> [Written request] Do not include the pictures; repeat the rest of the data exactly.

> [Input for this task]
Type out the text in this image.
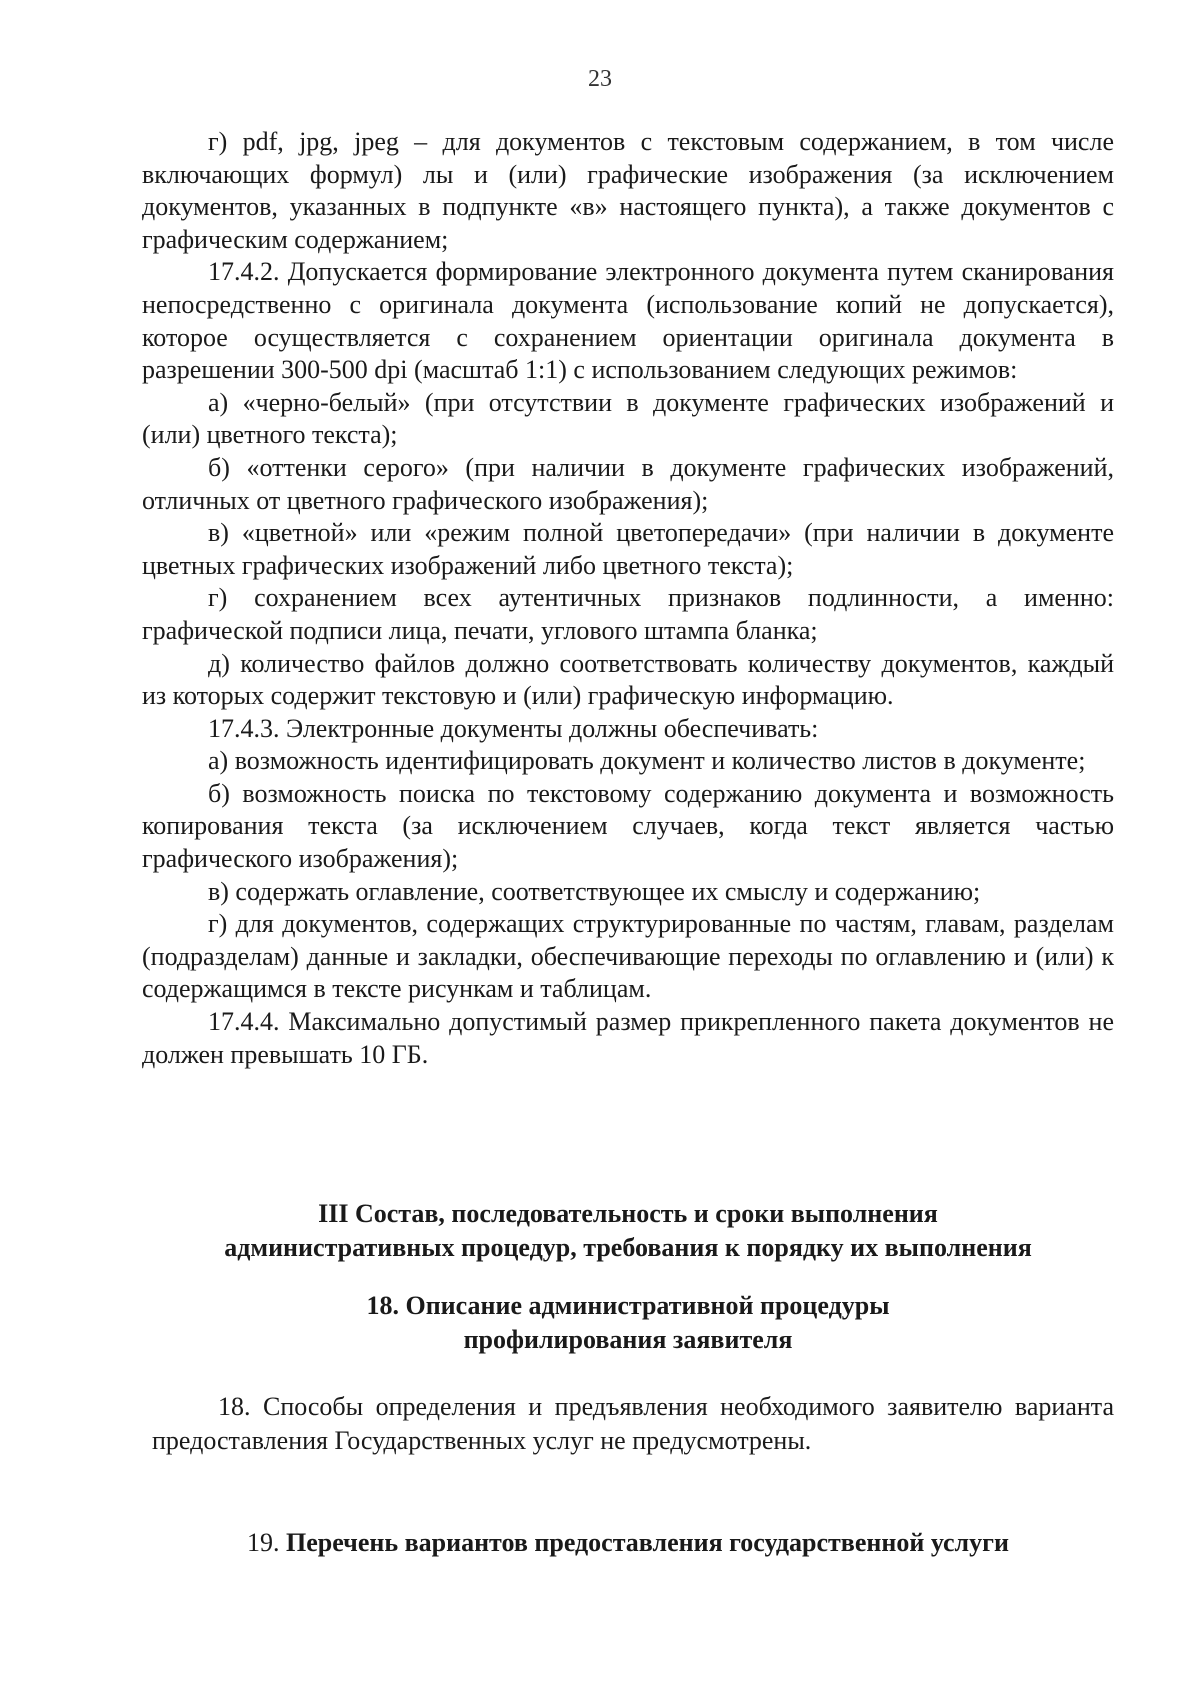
23

г) pdf, jpg, jpeg – для документов с текстовым содержанием, в том числе включающих формул) лы и (или) графические изображения (за исключением документов, указанных в подпункте «в» настоящего пункта), а также документов с графическим содержанием;

17.4.2. Допускается формирование электронного документа путем сканирования непосредственно с оригинала документа (использование копий не допускается), которое осуществляется с сохранением ориентации оригинала документа в разрешении 300-500 dpi (масштаб 1:1) с использованием следующих режимов:

а) «черно-белый» (при отсутствии в документе графических изображений и (или) цветного текста);

б) «оттенки серого» (при наличии в документе графических изображений, отличных от цветного графического изображения);

в) «цветной» или «режим полной цветопередачи» (при наличии в документе цветных графических изображений либо цветного текста);

г) сохранением всех аутентичных признаков подлинности, а именно: графической подписи лица, печати, углового штампа бланка;

д) количество файлов должно соответствовать количеству документов, каждый из которых содержит текстовую и (или) графическую информацию.

17.4.3. Электронные документы должны обеспечивать:

а) возможность идентифицировать документ и количество листов в документе;

б) возможность поиска по текстовому содержанию документа и возможность копирования текста (за исключением случаев, когда текст является частью графического изображения);

в) содержать оглавление, соответствующее их смыслу и содержанию;

г) для документов, содержащих структурированные по частям, главам, разделам (подразделам) данные и закладки, обеспечивающие переходы по оглавлению и (или) к содержащимся в тексте рисункам и таблицам.

17.4.4. Максимально допустимый размер прикрепленного пакета документов не должен превышать 10 ГБ.

III Состав, последовательность и сроки выполнения

административных процедур, требования к порядку их выполнения

18. Описание административной процедуры

профилирования заявителя

18. Способы определения и предъявления необходимого заявителю варианта предоставления Государственных услуг не предусмотрены.

19. Перечень вариантов предоставления государственной услуги
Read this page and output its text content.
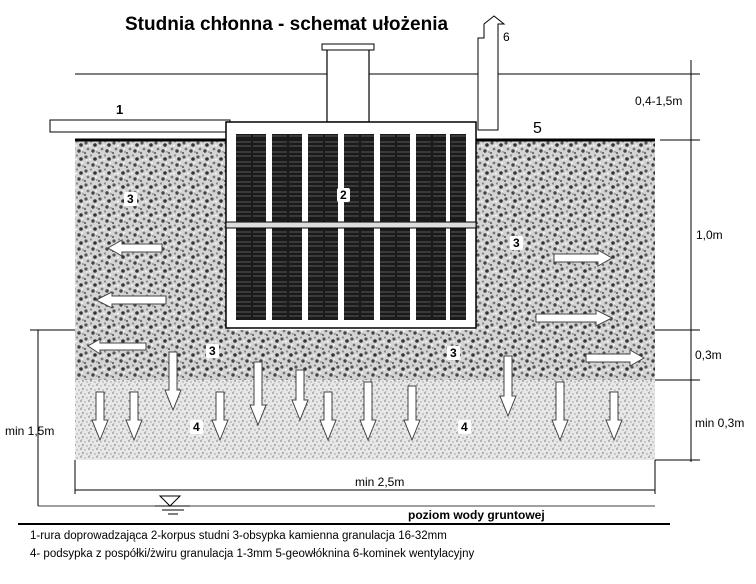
Studnia chłonna - schemat ułożenia
1
2
3
3
3	3
4	4
5
6
0,4-1,5m
1,0m
0,3m
min 0,3m
min 1,5m
min 2,5m
poziom wody gruntowej
1-rura doprowadzająca 2-korpus studni 3-obsypka kamienna granulacja 16-32mm
4- podsypka z pospółki/żwiru granulacja 1-3mm 5-geowłóknina 6-kominek wentylacyjny
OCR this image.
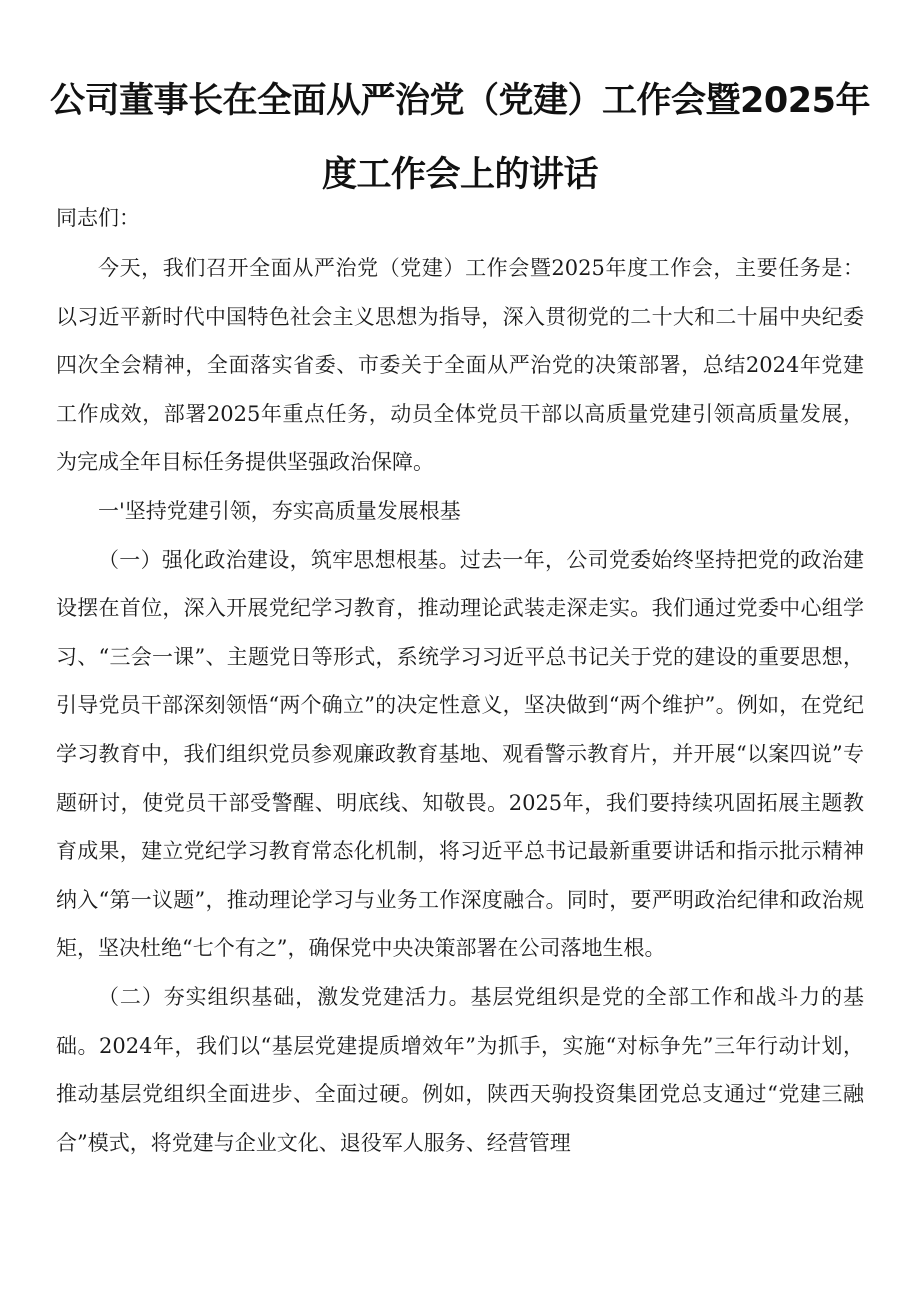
公司董事长在全面从严治党（党建）工作会暨2025年度工作会上的讲话

同志们：

今天，我们召开全面从严治党（党建）工作会暨2025年度工作会，主要任务是：以习近平新时代中国特色社会主义思想为指导，深入贯彻党的二十大和二十届中央纪委四次全会精神，全面落实省委、市委关于全面从严治党的决策部署，总结2024年党建工作成效，部署2025年重点任务，动员全体党员干部以高质量党建引领高质量发展，为完成全年目标任务提供坚强政治保障。

一'坚持党建引领，夯实高质量发展根基

（一）强化政治建设，筑牢思想根基。过去一年，公司党委始终坚持把党的政治建设摆在首位，深入开展党纪学习教育，推动理论武装走深走实。我们通过党委中心组学习、“三会一课”、主题党日等形式，系统学习习近平总书记关于党的建设的重要思想，引导党员干部深刻领悟“两个确立”的决定性意义，坚决做到“两个维护”。例如，在党纪学习教育中，我们组织党员参观廉政教育基地、观看警示教育片，并开展“以案四说”专题研讨，使党员干部受警醒、明底线、知敬畏。2025年，我们要持续巩固拓展主题教育成果，建立党纪学习教育常态化机制，将习近平总书记最新重要讲话和指示批示精神纳入“第一议题”，推动理论学习与业务工作深度融合。同时，要严明政治纪律和政治规矩，坚决杜绝“七个有之”，确保党中央决策部署在公司落地生根。

（二）夯实组织基础，激发党建活力。基层党组织是党的全部工作和战斗力的基础。2024年，我们以“基层党建提质增效年”为抓手，实施“对标争先”三年行动计划，推动基层党组织全面进步、全面过硬。例如，陕西天驹投资集团党总支通过“党建三融合”模式，将党建与企业文化、退役军人服务、经营管理
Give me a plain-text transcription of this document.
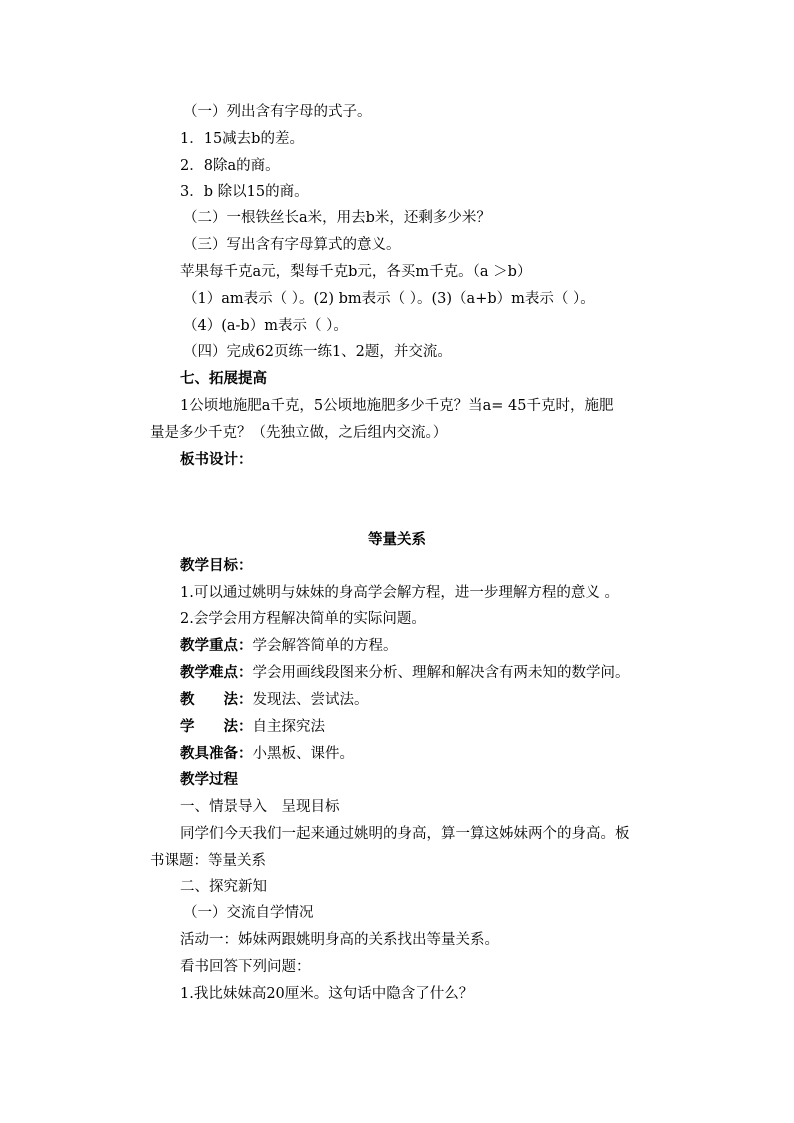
（一）列出含有字母的式子。

1．15减去b的差。

2．8除a的商。

3．b 除以15的商。

（二）一根铁丝长a米，用去b米，还剩多少米？

（三）写出含有字母算式的意义。

苹果每千克a元，梨每千克b元，各买m千克。（a ＞b）

（1）am表示（ ）。(2) bm表示（ ）。(3)（a+b）m表示（ ）。

（4）(a-b）m表示（ ）。

（四）完成62页练一练1、2题，并交流。

七、拓展提高

1公顷地施肥a千克，5公顷地施肥多少千克？当a= 45千克时，施肥

量是多少千克？（先独立做，之后组内交流。）

板书设计：

等量关系

教学目标：

1.可以通过姚明与妹妹的身高学会解方程，进一步理解方程的意义 。

2.会学会用方程解决简单的实际问题。

教学重点：学会解答简单的方程。

教学难点：学会用画线段图来分析、理解和解决含有两未知的数学问。

教　　法：发现法、尝试法。

学　　法：自主探究法

教具准备：小黑板、课件。

教学过程

一、情景导入　呈现目标

同学们今天我们一起来通过姚明的身高，算一算这姊妹两个的身高。板

书课题：等量关系

二、探究新知

（一）交流自学情况

活动一：姊妹两跟姚明身高的关系找出等量关系。

看书回答下列问题：

1.我比妹妹高20厘米。这句话中隐含了什么？
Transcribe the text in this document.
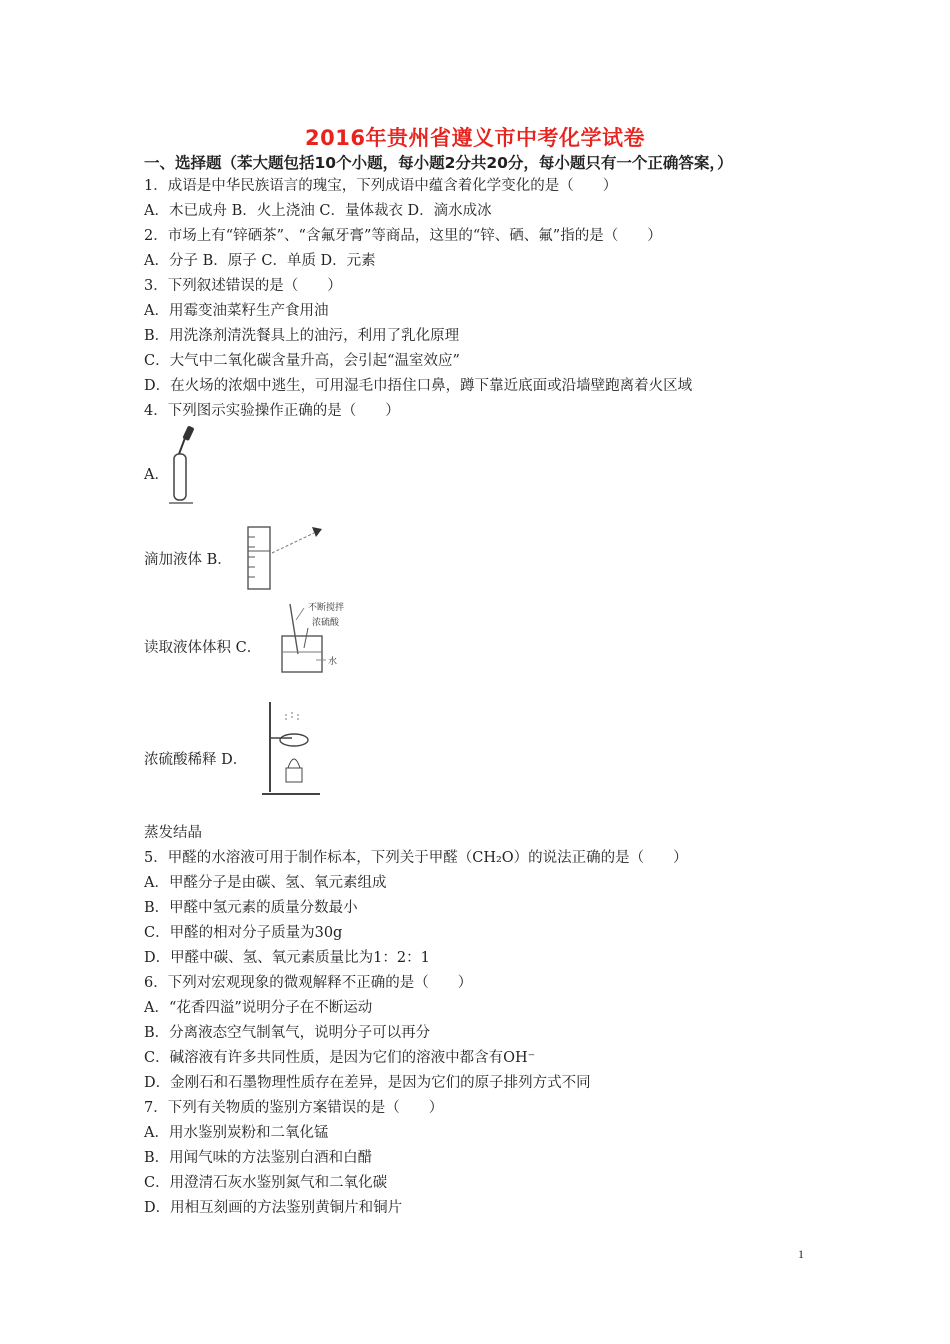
2016年贵州省遵义市中考化学试卷
一、选择题（苯大题包括10个小题，每小题2分共20分，每小题只有一个正确答案，）
1．成语是中华民族语言的瑰宝，下列成语中蕴含着化学变化的是（　　）
A．木已成舟 B．火上浇油 C．量体裁衣 D．滴水成冰
2．市场上有“锌硒茶”、“含氟牙膏”等商品，这里的“锌、硒、氟”指的是（　　）
A．分子 B．原子 C．单质 D．元素
3．下列叙述错误的是（　　）
A．用霉变油菜籽生产食用油
B．用洗涤剂清洗餐具上的油污，利用了乳化原理
C．大气中二氧化碳含量升高，会引起“温室效应”
D．在火场的浓烟中逃生，可用湿毛巾捂住口鼻，蹲下靠近底面或沿墙壁跑离着火区域
4．下列图示实验操作正确的是（　　）
A．
滴加液体 B．
读取液体体积 C．
不断搅拌
浓硫酸
水
浓硫酸稀释 D．
蒸发结晶
5．甲醛的水溶液可用于制作标本，下列关于甲醛（CH₂O）的说法正确的是（　　）
A．甲醛分子是由碳、氢、氧元素组成
B．甲醛中氢元素的质量分数最小
C．甲醛的相对分子质量为30g
D．甲醛中碳、氢、氧元素质量比为1：2：1
6．下列对宏观现象的微观解释不正确的是（　　）
A．“花香四溢”说明分子在不断运动
B．分离液态空气制氧气，说明分子可以再分
C．碱溶液有许多共同性质，是因为它们的溶液中都含有OH⁻
D．金刚石和石墨物理性质存在差异，是因为它们的原子排列方式不同
7．下列有关物质的鉴别方案错误的是（　　）
A．用水鉴别炭粉和二氧化锰
B．用闻气味的方法鉴别白酒和白醋
C．用澄清石灰水鉴别氮气和二氧化碳
D．用相互刻画的方法鉴别黄铜片和铜片
1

> [Expected answer]
Type out the text in this image.
23

г) pdf, jpg, jpeg – для документов с текстовым содержанием, в том числе включающих формул) лы и (или) графические изображения (за исключением документов, указанных в подпункте «в» настоящего пункта), а также документов с графическим содержанием;

17.4.2. Допускается формирование электронного документа путем сканирования непосредственно с оригинала документа (использование копий не допускается), которое осуществляется с сохранением ориентации оригинала документа в разрешении 300-500 dpi (масштаб 1:1) с использованием следующих режимов:

а) «черно-белый» (при отсутствии в документе графических изображений и (или) цветного текста);

б) «оттенки серого» (при наличии в документе графических изображений, отличных от цветного графического изображения);

в) «цветной» или «режим полной цветопередачи» (при наличии в документе цветных графических изображений либо цветного текста);

г) сохранением всех аутентичных признаков подлинности, а именно: графической подписи лица, печати, углового штампа бланка;

д) количество файлов должно соответствовать количеству документов, каждый из которых содержит текстовую и (или) графическую информацию.

17.4.3. Электронные документы должны обеспечивать:

а) возможность идентифицировать документ и количество листов в документе;

б) возможность поиска по текстовому содержанию документа и возможность копирования текста (за исключением случаев, когда текст является частью графического изображения);

в) содержать оглавление, соответствующее их смыслу и содержанию;

г) для документов, содержащих структурированные по частям, главам, разделам (подразделам) данные и закладки, обеспечивающие переходы по оглавлению и (или) к содержащимся в тексте рисункам и таблицам.

17.4.4. Максимально допустимый размер прикрепленного пакета документов не должен превышать 10 ГБ.

III Состав, последовательность и сроки выполнения

административных процедур, требования к порядку их выполнения

18. Описание административной процедуры

профилирования заявителя

18. Способы определения и предъявления необходимого заявителю варианта предоставления Государственных услуг не предусмотрены.

19. Перечень вариантов предоставления государственной услуги
Read this page and output its text content.
Studnia chłonna - schemat ułożenia
1
2
3
3
3	3
4	4
5
6
0,4-1,5m
1,0m
0,3m
min 0,3m
min 1,5m
min 2,5m
poziom wody gruntowej
1-rura doprowadzająca 2-korpus studni 3-obsypka kamienna granulacja 16-32mm
4- podsypka z pospółki/żwiru granulacja 1-3mm 5-geowłóknina 6-kominek wentylacyjny
OCR this image.
公司董事长在全面从严治党（党建）工作会暨2025年度工作会上的讲话

同志们：

今天，我们召开全面从严治党（党建）工作会暨2025年度工作会，主要任务是：以习近平新时代中国特色社会主义思想为指导，深入贯彻党的二十大和二十届中央纪委四次全会精神，全面落实省委、市委关于全面从严治党的决策部署，总结2024年党建工作成效，部署2025年重点任务，动员全体党员干部以高质量党建引领高质量发展，为完成全年目标任务提供坚强政治保障。

一'坚持党建引领，夯实高质量发展根基

（一）强化政治建设，筑牢思想根基。过去一年，公司党委始终坚持把党的政治建设摆在首位，深入开展党纪学习教育，推动理论武装走深走实。我们通过党委中心组学习、“三会一课”、主题党日等形式，系统学习习近平总书记关于党的建设的重要思想，引导党员干部深刻领悟“两个确立”的决定性意义，坚决做到“两个维护”。例如，在党纪学习教育中，我们组织党员参观廉政教育基地、观看警示教育片，并开展“以案四说”专题研讨，使党员干部受警醒、明底线、知敬畏。2025年，我们要持续巩固拓展主题教育成果，建立党纪学习教育常态化机制，将习近平总书记最新重要讲话和指示批示精神纳入“第一议题”，推动理论学习与业务工作深度融合。同时，要严明政治纪律和政治规矩，坚决杜绝“七个有之”，确保党中央决策部署在公司落地生根。

（二）夯实组织基础，激发党建活力。基层党组织是党的全部工作和战斗力的基础。2024年，我们以“基层党建提质增效年”为抓手，实施“对标争先”三年行动计划，推动基层党组织全面进步、全面过硬。例如，陕西天驹投资集团党总支通过“党建三融合”模式，将党建与企业文化、退役军人服务、经营管理
Give me a plain-text transcription of this document.
（一）列出含有字母的式子。

1．15减去b的差。

2．8除a的商。

3．b 除以15的商。

（二）一根铁丝长a米，用去b米，还剩多少米？

（三）写出含有字母算式的意义。

苹果每千克a元，梨每千克b元，各买m千克。（a ＞b）

（1）am表示（ ）。(2) bm表示（ ）。(3)（a+b）m表示（ ）。

（4）(a-b）m表示（ ）。

（四）完成62页练一练1、2题，并交流。

七、拓展提高

1公顷地施肥a千克，5公顷地施肥多少千克？当a= 45千克时，施肥

量是多少千克？（先独立做，之后组内交流。）

板书设计：

等量关系

教学目标：

1.可以通过姚明与妹妹的身高学会解方程，进一步理解方程的意义 。

2.会学会用方程解决简单的实际问题。

教学重点：学会解答简单的方程。

教学难点：学会用画线段图来分析、理解和解决含有两未知的数学问。

教　　法：发现法、尝试法。

学　　法：自主探究法

教具准备：小黑板、课件。

教学过程

一、情景导入　呈现目标

同学们今天我们一起来通过姚明的身高，算一算这姊妹两个的身高。板

书课题：等量关系

二、探究新知

（一）交流自学情况

活动一：姊妹两跟姚明身高的关系找出等量关系。

看书回答下列问题：

1.我比妹妹高20厘米。这句话中隐含了什么？
Transcribe the text in this document.
2016年贵州省遵义市中考化学试卷
一、选择题（苯大题包括10个小题，每小题2分共20分，每小题只有一个正确答案，）
1．成语是中华民族语言的瑰宝，下列成语中蕴含着化学变化的是（　　）
A．木已成舟 B．火上浇油 C．量体裁衣 D．滴水成冰
2．市场上有“锌硒茶”、“含氟牙膏”等商品，这里的“锌、硒、氟”指的是（　　）
A．分子 B．原子 C．单质 D．元素
3．下列叙述错误的是（　　）
A．用霉变油菜籽生产食用油
B．用洗涤剂清洗餐具上的油污，利用了乳化原理
C．大气中二氧化碳含量升高，会引起“温室效应”
D．在火场的浓烟中逃生，可用湿毛巾捂住口鼻，蹲下靠近底面或沿墙壁跑离着火区域
4．下列图示实验操作正确的是（　　）
A．
滴加液体 B．
读取液体体积 C．
不断搅拌
浓硫酸
水
浓硫酸稀释 D．
蒸发结晶
5．甲醛的水溶液可用于制作标本，下列关于甲醛（CH₂O）的说法正确的是（　　）
A．甲醛分子是由碳、氢、氧元素组成
B．甲醛中氢元素的质量分数最小
C．甲醛的相对分子质量为30g
D．甲醛中碳、氢、氧元素质量比为1：2：1
6．下列对宏观现象的微观解释不正确的是（　　）
A．“花香四溢”说明分子在不断运动
B．分离液态空气制氧气，说明分子可以再分
C．碱溶液有许多共同性质，是因为它们的溶液中都含有OH⁻
D．金刚石和石墨物理性质存在差异，是因为它们的原子排列方式不同
7．下列有关物质的鉴别方案错误的是（　　）
A．用水鉴别炭粉和二氧化锰
B．用闻气味的方法鉴别白酒和白醋
C．用澄清石灰水鉴别氮气和二氧化碳
D．用相互刻画的方法鉴别黄铜片和铜片
1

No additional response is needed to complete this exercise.